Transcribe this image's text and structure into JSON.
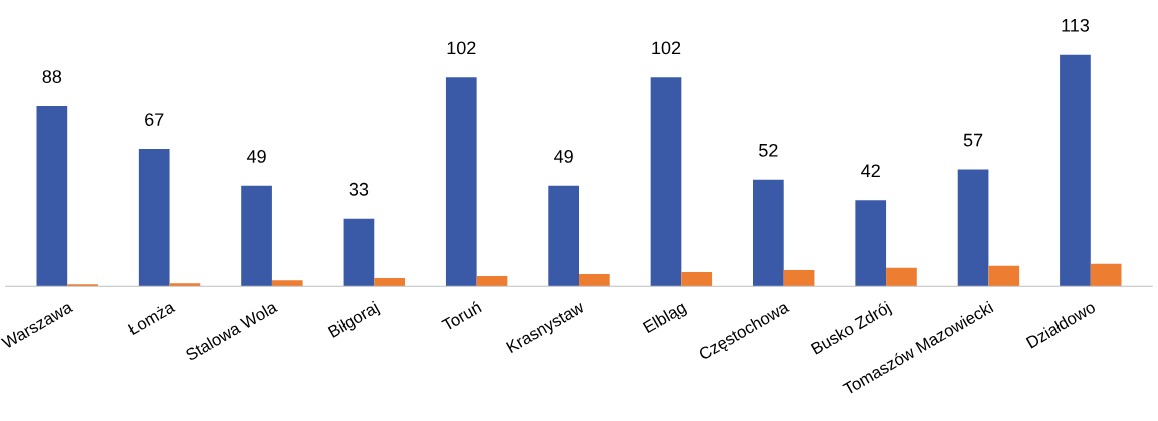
{
  "chart_data": {
    "type": "bar",
    "categories": [
      "Warszawa",
      "Łomża",
      "Stalowa Wola",
      "Biłgoraj",
      "Toruń",
      "Krasnystaw",
      "Elbląg",
      "Częstochowa",
      "Busko Zdrój",
      "Tomaszów Mazowiecki",
      "Działdowo"
    ],
    "series": [
      {
        "color": "#3a5aa8",
        "values": [
          88,
          67,
          49,
          33,
          102,
          49,
          102,
          52,
          42,
          57,
          113
        ],
        "value_labels": [
          "88",
          "67",
          "49",
          "33",
          "102",
          "49",
          "102",
          "52",
          "42",
          "57",
          "113"
        ]
      },
      {
        "color": "#ed7d31",
        "values": [
          1,
          1.5,
          3,
          4,
          5,
          6,
          7,
          8,
          9,
          10,
          11
        ]
      }
    ],
    "grid": false,
    "legend": false,
    "tick_labels": "x"
  }
}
● ● ● ●
▶ [Given task]:
Quote each entry above verbatim and drop the pictures.

▶ [Reply]:
Transcribe this image's text and structure into JSON.
{
  "chart_data": {
    "type": "bar",
    "categories": [
      "Warszawa",
      "Łomża",
      "Stalowa Wola",
      "Biłgoraj",
      "Toruń",
      "Krasnystaw",
      "Elbląg",
      "Częstochowa",
      "Busko Zdrój",
      "Tomaszów Mazowiecki",
      "Działdowo"
    ],
    "series": [
      {
        "color": "#3a5aa8",
        "values": [
          88,
          67,
          49,
          33,
          102,
          49,
          102,
          52,
          42,
          57,
          113
        ],
        "value_labels": [
          "88",
          "67",
          "49",
          "33",
          "102",
          "49",
          "102",
          "52",
          "42",
          "57",
          "113"
        ]
      },
      {
        "color": "#ed7d31",
        "values": [
          1,
          1.5,
          3,
          4,
          5,
          6,
          7,
          8,
          9,
          10,
          11
        ]
      }
    ],
    "grid": false,
    "legend": false,
    "tick_labels": "x"
  }
}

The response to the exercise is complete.